↓↓↓

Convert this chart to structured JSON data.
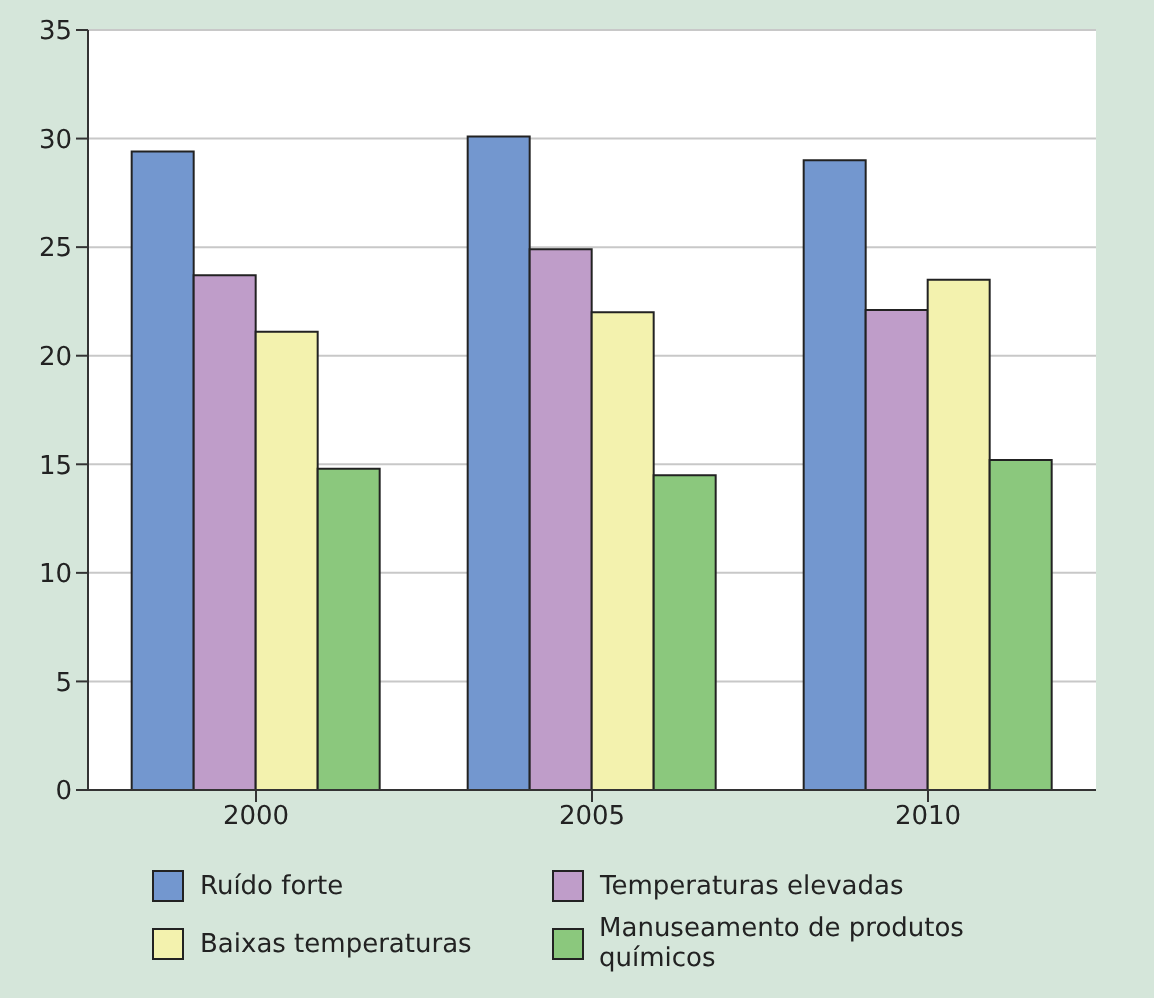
{
  "chart_data": {
    "type": "bar",
    "categories": [
      "2000",
      "2005",
      "2010"
    ],
    "series": [
      {
        "name": "Ruído forte",
        "color": "#7397cf",
        "values": [
          29.4,
          30.1,
          29.0
        ]
      },
      {
        "name": "Temperaturas elevadas",
        "color": "#bf9dc9",
        "values": [
          23.7,
          24.9,
          22.1
        ]
      },
      {
        "name": "Baixas temperaturas",
        "color": "#f3f2ae",
        "values": [
          21.1,
          22.0,
          23.5
        ]
      },
      {
        "name": "Manuseamento de produtos químicos",
        "color": "#8bc87d",
        "values": [
          14.8,
          14.5,
          15.2
        ]
      }
    ],
    "ylim": [
      0,
      35
    ],
    "yticks": [
      0,
      5,
      10,
      15,
      20,
      25,
      30,
      35
    ],
    "grid": "y",
    "legend": "bottom"
  }
}
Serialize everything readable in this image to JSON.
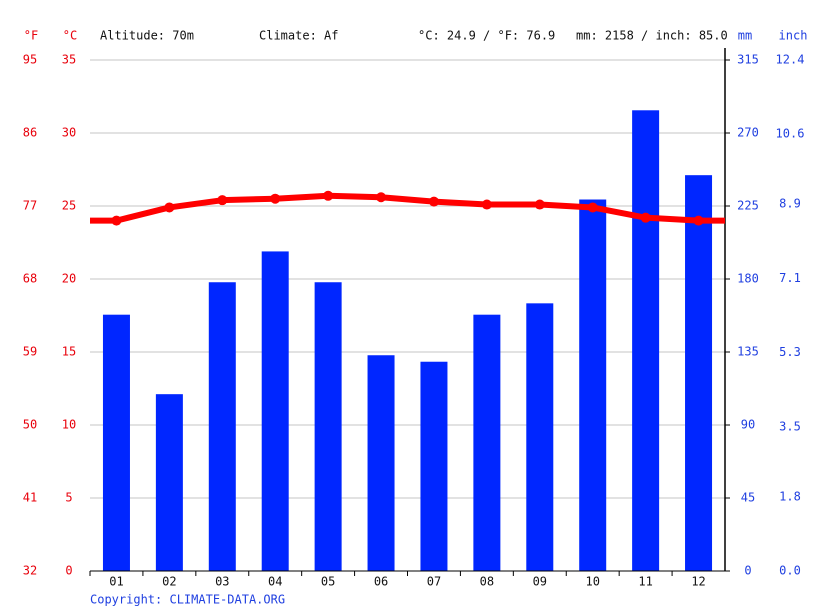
{
  "chart_data": {
    "type": "combo",
    "header": {
      "f_unit": "°F",
      "c_unit": "°C",
      "altitude": "Altitude: 70m",
      "climate": "Climate: Af",
      "temp_summary": "°C: 24.9 / °F: 76.9",
      "precip_summary": "mm: 2158 / inch: 85.0",
      "mm_unit": "mm",
      "inch_unit": "inch"
    },
    "copyright": "Copyright: CLIMATE-DATA.ORG",
    "categories": [
      "01",
      "02",
      "03",
      "04",
      "05",
      "06",
      "07",
      "08",
      "09",
      "10",
      "11",
      "12"
    ],
    "series": [
      {
        "type": "bar",
        "axis": "y2",
        "color": "#0026ff",
        "values": [
          158,
          109,
          178,
          197,
          178,
          133,
          129,
          158,
          165,
          229,
          284,
          244
        ]
      },
      {
        "type": "line",
        "axis": "y",
        "color": "#ff0000",
        "values": [
          24.0,
          24.9,
          25.4,
          25.5,
          25.7,
          25.6,
          25.3,
          25.1,
          25.1,
          24.9,
          24.2,
          24.0
        ]
      }
    ],
    "ylim": [
      0,
      35
    ],
    "yticks": [
      0,
      5,
      10,
      15,
      20,
      25,
      30,
      35
    ],
    "yflim": [
      32,
      95
    ],
    "yfticks": [
      32,
      41,
      50,
      59,
      68,
      77,
      86,
      95
    ],
    "y2lim": [
      0,
      315
    ],
    "y2ticks": [
      0,
      45,
      90,
      135,
      180,
      225,
      270,
      315
    ],
    "yinchlim": [
      0,
      12.4
    ],
    "yinchticks": [
      {
        "value": 0,
        "label": "0.0"
      },
      1.8,
      3.5,
      5.3,
      7.1,
      8.9,
      10.6,
      12.4
    ],
    "grid": true
  }
}
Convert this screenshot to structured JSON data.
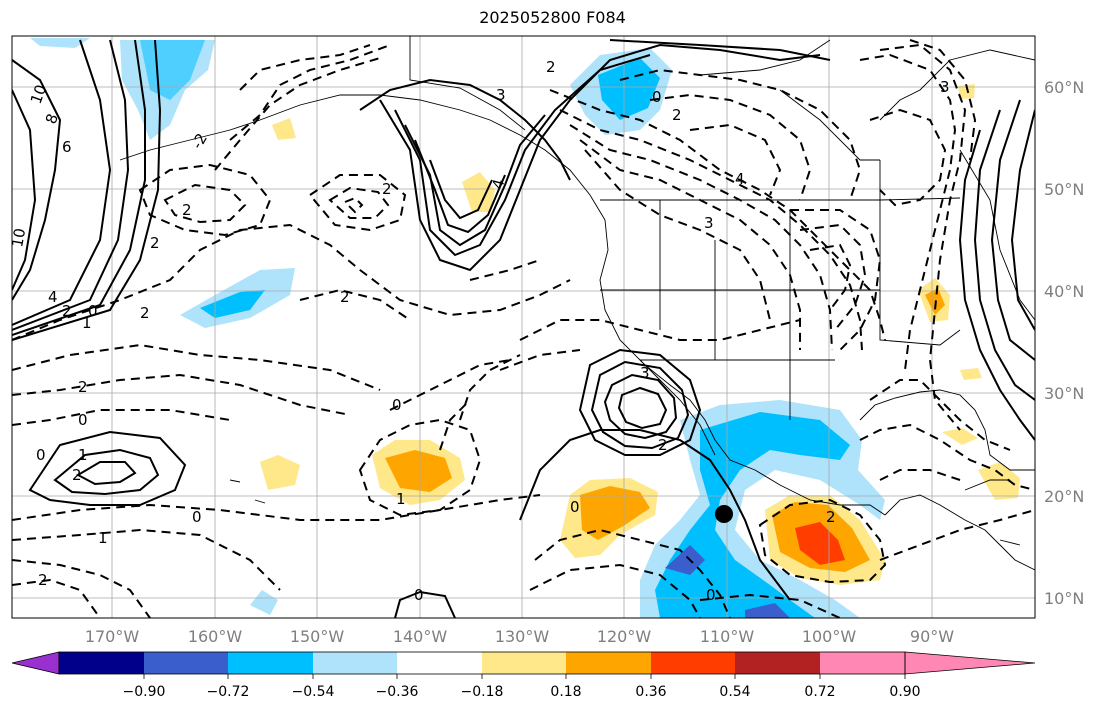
{
  "title": "2025052800 F084",
  "map": {
    "lon_labels": [
      "170°W",
      "160°W",
      "150°W",
      "140°W",
      "130°W",
      "120°W",
      "110°W",
      "100°W",
      "90°W"
    ],
    "lat_labels": [
      "60°N",
      "50°N",
      "40°N",
      "30°N",
      "20°N",
      "10°N"
    ],
    "contour_labels": [
      "10",
      "8",
      "6",
      "10",
      "4",
      "2",
      "0",
      "2",
      "2",
      "1",
      "2",
      "0",
      "2",
      "0",
      "1",
      "2",
      "0",
      "1",
      "2",
      "-2",
      "2",
      "3",
      "4",
      "2",
      "0",
      "2",
      "4",
      "3",
      "3",
      "2",
      "0",
      "0",
      "2",
      "0",
      "2",
      "1",
      "3",
      "0"
    ],
    "marker": "black-dot"
  },
  "colorbar": {
    "tick_labels": [
      "−0.90",
      "−0.72",
      "−0.54",
      "−0.36",
      "−0.18",
      "0.18",
      "0.36",
      "0.54",
      "0.72",
      "0.90"
    ],
    "colors": [
      "#9b30d0",
      "#00008b",
      "#3a5fcd",
      "#00bfff",
      "#aee3fb",
      "#ffffff",
      "#ffe88a",
      "#ffa500",
      "#ff3d00",
      "#b22222",
      "#ff87b4"
    ]
  }
}
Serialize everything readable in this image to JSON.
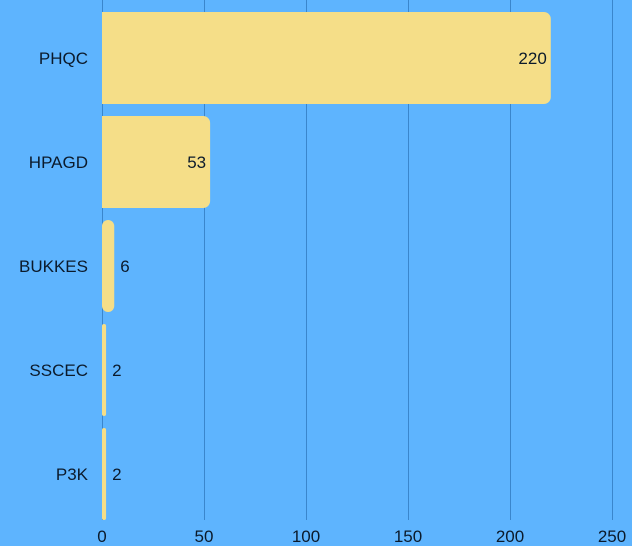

↑↑↑

REQUIRED WORK: Print out the lines exactly, skipping any picture.

SOLVED EXERCISE:
Convert this chart to structured JSON data.
{
  "chart_data": {
    "type": "bar",
    "categories": [
      "2000",
      "2005",
      "2010"
    ],
    "series": [
      {
        "name": "Ruído forte",
        "color": "#7397cf",
        "values": [
          29.4,
          30.1,
          29.0
        ]
      },
      {
        "name": "Temperaturas elevadas",
        "color": "#bf9dc9",
        "values": [
          23.7,
          24.9,
          22.1
        ]
      },
      {
        "name": "Baixas temperaturas",
        "color": "#f3f2ae",
        "values": [
          21.1,
          22.0,
          23.5
        ]
      },
      {
        "name": "Manuseamento de produtos químicos",
        "color": "#8bc87d",
        "values": [
          14.8,
          14.5,
          15.2
        ]
      }
    ],
    "ylim": [
      0,
      35
    ],
    "yticks": [
      0,
      5,
      10,
      15,
      20,
      25,
      30,
      35
    ],
    "grid": "y",
    "legend": "bottom"
  }
}
Serialize everything readable in this image to JSON.
{
  "chart_data": {
    "type": "combo",
    "header": {
      "f_unit": "°F",
      "c_unit": "°C",
      "altitude": "Altitude: 70m",
      "climate": "Climate: Af",
      "temp_summary": "°C: 24.9 / °F: 76.9",
      "precip_summary": "mm: 2158 / inch: 85.0",
      "mm_unit": "mm",
      "inch_unit": "inch"
    },
    "copyright": "Copyright: CLIMATE-DATA.ORG",
    "categories": [
      "01",
      "02",
      "03",
      "04",
      "05",
      "06",
      "07",
      "08",
      "09",
      "10",
      "11",
      "12"
    ],
    "series": [
      {
        "type": "bar",
        "axis": "y2",
        "color": "#0026ff",
        "values": [
          158,
          109,
          178,
          197,
          178,
          133,
          129,
          158,
          165,
          229,
          284,
          244
        ]
      },
      {
        "type": "line",
        "axis": "y",
        "color": "#ff0000",
        "values": [
          24.0,
          24.9,
          25.4,
          25.5,
          25.7,
          25.6,
          25.3,
          25.1,
          25.1,
          24.9,
          24.2,
          24.0
        ]
      }
    ],
    "ylim": [
      0,
      35
    ],
    "yticks": [
      0,
      5,
      10,
      15,
      20,
      25,
      30,
      35
    ],
    "yflim": [
      32,
      95
    ],
    "yfticks": [
      32,
      41,
      50,
      59,
      68,
      77,
      86,
      95
    ],
    "y2lim": [
      0,
      315
    ],
    "y2ticks": [
      0,
      45,
      90,
      135,
      180,
      225,
      270,
      315
    ],
    "yinchlim": [
      0,
      12.4
    ],
    "yinchticks": [
      {
        "value": 0,
        "label": "0.0"
      },
      1.8,
      3.5,
      5.3,
      7.1,
      8.9,
      10.6,
      12.4
    ],
    "grid": true
  }
}
Convert this screenshot to structured JSON data.
{
  "title": "2025052800 F084",
  "map": {
    "lon_labels": [
      "170°W",
      "160°W",
      "150°W",
      "140°W",
      "130°W",
      "120°W",
      "110°W",
      "100°W",
      "90°W"
    ],
    "lat_labels": [
      "60°N",
      "50°N",
      "40°N",
      "30°N",
      "20°N",
      "10°N"
    ],
    "contour_labels": [
      "10",
      "8",
      "6",
      "10",
      "4",
      "2",
      "0",
      "2",
      "2",
      "1",
      "2",
      "0",
      "2",
      "0",
      "1",
      "2",
      "0",
      "1",
      "2",
      "-2",
      "2",
      "3",
      "4",
      "2",
      "0",
      "2",
      "4",
      "3",
      "3",
      "2",
      "0",
      "0",
      "2",
      "0",
      "2",
      "1",
      "3",
      "0"
    ],
    "marker": "black-dot"
  },
  "colorbar": {
    "tick_labels": [
      "−0.90",
      "−0.72",
      "−0.54",
      "−0.36",
      "−0.18",
      "0.18",
      "0.36",
      "0.54",
      "0.72",
      "0.90"
    ],
    "colors": [
      "#9b30d0",
      "#00008b",
      "#3a5fcd",
      "#00bfff",
      "#aee3fb",
      "#ffffff",
      "#ffe88a",
      "#ffa500",
      "#ff3d00",
      "#b22222",
      "#ff87b4"
    ]
  }
}
Serialize everything readable in this image to JSON.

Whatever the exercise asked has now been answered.